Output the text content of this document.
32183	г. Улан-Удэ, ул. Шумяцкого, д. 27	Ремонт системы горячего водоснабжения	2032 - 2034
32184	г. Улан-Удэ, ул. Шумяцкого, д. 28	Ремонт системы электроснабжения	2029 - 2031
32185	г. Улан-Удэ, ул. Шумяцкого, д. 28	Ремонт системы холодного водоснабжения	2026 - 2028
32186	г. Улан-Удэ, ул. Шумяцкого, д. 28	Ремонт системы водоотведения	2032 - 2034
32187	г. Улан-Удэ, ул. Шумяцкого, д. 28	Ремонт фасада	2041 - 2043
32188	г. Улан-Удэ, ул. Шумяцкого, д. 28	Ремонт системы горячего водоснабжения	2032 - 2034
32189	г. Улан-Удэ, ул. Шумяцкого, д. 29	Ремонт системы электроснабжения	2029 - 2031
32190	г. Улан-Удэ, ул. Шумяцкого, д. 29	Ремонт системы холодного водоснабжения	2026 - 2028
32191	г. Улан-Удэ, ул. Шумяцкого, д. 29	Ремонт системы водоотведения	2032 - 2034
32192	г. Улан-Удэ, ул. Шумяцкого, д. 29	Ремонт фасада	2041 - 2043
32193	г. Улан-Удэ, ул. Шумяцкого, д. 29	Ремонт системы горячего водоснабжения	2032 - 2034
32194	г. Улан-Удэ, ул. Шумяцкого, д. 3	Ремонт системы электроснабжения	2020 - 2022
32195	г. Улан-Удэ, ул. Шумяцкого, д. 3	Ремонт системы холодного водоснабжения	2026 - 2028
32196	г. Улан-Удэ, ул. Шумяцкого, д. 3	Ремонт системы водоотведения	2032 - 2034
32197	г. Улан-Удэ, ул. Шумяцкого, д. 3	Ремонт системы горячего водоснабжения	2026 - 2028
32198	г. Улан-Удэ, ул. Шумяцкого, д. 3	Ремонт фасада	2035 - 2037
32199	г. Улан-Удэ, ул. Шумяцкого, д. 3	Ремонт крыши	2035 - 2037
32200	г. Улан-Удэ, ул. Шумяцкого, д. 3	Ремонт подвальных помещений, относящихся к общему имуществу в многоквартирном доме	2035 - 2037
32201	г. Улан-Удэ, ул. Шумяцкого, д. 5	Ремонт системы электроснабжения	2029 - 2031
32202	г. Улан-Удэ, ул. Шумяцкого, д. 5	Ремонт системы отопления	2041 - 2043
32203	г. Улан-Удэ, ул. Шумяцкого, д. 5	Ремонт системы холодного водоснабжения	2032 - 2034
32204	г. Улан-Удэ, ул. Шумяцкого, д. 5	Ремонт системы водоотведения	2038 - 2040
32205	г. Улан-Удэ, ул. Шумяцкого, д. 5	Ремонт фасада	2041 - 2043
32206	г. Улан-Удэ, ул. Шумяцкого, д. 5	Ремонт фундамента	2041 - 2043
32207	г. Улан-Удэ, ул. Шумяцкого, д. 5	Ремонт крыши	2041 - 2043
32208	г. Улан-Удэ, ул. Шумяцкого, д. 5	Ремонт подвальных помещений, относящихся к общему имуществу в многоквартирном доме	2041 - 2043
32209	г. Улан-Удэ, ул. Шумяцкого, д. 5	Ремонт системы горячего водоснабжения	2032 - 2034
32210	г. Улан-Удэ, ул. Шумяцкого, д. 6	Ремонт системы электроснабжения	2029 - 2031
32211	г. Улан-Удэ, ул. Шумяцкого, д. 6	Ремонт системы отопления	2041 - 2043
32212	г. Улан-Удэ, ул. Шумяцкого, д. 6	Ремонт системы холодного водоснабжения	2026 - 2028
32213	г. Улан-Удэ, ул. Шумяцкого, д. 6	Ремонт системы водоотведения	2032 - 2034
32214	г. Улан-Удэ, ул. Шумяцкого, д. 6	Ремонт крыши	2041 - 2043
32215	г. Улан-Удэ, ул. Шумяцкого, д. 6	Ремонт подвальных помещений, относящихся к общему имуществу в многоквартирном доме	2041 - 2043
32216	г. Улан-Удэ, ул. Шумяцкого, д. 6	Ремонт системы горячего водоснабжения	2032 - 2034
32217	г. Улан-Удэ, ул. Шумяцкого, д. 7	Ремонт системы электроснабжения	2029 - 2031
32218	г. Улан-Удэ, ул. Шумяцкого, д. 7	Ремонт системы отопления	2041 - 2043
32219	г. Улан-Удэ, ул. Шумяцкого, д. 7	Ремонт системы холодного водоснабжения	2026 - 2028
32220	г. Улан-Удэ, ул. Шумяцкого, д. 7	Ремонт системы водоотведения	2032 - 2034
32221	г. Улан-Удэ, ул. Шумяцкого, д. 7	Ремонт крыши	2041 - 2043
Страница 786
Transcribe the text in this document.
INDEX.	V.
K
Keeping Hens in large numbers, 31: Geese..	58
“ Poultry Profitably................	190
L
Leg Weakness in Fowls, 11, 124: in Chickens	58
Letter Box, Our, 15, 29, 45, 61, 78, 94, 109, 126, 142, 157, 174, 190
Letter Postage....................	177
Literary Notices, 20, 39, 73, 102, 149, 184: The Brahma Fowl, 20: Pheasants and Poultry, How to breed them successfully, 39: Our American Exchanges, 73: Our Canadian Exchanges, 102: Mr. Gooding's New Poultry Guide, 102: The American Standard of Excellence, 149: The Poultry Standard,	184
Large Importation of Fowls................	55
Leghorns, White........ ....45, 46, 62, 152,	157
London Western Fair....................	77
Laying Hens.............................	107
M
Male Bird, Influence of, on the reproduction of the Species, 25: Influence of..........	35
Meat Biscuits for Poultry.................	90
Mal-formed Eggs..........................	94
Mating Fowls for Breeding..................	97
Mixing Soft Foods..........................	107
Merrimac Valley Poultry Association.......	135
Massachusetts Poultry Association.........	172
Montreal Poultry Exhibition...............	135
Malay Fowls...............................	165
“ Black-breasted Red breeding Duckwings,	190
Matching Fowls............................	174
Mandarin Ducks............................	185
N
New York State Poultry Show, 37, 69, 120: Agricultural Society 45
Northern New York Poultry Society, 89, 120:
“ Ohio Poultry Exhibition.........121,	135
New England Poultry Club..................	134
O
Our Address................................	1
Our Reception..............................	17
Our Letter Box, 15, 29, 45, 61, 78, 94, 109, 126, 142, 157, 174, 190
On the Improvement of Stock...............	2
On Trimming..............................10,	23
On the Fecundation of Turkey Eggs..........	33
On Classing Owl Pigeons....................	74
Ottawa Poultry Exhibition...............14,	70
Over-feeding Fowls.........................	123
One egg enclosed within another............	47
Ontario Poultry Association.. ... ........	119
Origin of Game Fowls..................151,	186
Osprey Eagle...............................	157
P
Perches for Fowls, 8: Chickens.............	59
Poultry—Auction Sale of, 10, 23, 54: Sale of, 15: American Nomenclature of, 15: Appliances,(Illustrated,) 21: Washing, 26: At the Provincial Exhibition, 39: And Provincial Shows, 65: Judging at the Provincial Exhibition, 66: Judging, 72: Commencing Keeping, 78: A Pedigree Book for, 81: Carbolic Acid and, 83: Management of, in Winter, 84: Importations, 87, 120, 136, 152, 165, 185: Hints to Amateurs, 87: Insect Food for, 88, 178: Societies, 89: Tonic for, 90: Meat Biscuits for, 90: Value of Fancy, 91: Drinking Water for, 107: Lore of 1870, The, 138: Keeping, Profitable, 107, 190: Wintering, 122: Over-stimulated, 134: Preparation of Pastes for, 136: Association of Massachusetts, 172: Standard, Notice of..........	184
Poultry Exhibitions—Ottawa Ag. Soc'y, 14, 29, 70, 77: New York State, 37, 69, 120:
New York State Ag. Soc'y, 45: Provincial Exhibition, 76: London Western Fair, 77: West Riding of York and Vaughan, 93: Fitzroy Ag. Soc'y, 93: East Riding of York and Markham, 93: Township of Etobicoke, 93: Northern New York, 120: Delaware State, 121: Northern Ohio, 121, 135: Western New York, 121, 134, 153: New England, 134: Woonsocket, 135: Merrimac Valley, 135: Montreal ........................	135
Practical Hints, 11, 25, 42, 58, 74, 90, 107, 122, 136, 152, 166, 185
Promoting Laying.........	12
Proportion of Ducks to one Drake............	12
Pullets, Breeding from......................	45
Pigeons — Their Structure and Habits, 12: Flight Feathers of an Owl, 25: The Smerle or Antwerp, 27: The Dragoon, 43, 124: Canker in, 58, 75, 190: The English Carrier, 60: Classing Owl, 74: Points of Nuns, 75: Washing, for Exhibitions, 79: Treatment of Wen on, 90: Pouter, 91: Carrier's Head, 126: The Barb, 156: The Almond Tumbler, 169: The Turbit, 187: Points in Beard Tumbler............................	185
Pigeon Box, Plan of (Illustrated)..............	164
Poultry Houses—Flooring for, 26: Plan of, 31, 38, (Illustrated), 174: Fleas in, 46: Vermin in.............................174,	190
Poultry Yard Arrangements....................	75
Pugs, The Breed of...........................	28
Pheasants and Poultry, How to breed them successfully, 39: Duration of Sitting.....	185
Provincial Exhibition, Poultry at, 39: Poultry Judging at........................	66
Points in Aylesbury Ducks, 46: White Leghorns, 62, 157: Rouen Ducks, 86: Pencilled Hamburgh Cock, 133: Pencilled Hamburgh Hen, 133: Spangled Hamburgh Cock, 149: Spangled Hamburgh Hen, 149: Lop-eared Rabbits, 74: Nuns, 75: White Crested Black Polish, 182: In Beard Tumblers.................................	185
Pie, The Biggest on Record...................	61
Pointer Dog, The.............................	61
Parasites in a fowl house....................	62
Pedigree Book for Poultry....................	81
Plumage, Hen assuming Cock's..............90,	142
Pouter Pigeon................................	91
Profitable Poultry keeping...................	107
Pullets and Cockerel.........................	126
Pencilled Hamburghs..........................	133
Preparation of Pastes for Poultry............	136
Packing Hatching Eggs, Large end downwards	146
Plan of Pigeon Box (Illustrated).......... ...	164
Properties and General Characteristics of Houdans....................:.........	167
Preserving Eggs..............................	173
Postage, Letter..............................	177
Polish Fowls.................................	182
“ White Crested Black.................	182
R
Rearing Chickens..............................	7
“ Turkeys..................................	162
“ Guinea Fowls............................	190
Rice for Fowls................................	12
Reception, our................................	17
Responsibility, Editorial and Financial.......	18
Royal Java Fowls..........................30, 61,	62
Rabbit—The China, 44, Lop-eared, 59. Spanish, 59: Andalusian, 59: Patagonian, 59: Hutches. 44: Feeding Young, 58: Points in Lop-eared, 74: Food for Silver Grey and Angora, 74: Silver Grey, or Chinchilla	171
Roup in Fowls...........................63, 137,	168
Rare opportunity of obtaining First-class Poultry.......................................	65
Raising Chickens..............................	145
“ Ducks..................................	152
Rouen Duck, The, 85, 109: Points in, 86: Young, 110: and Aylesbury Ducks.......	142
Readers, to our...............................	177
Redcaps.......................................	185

* [Directions] Gather up, from the records above, each line where the word "Black" appears.

* [Expected answer]
“ Black-breasted Red breeding Duckwings,	190
Points in Aylesbury Ducks, 46: White Leghorns, 62, 157: Rouen Ducks, 86: Pencilled Hamburgh Cock, 133: Pencilled Hamburgh Hen, 133: Spangled Hamburgh Cock, 149: Spangled Hamburgh Hen, 149: Lop-eared Rabbits, 74: Nuns, 75: White Crested Black Polish, 182: In Beard Tumblers.................................	185
“ White Crested Black.................	182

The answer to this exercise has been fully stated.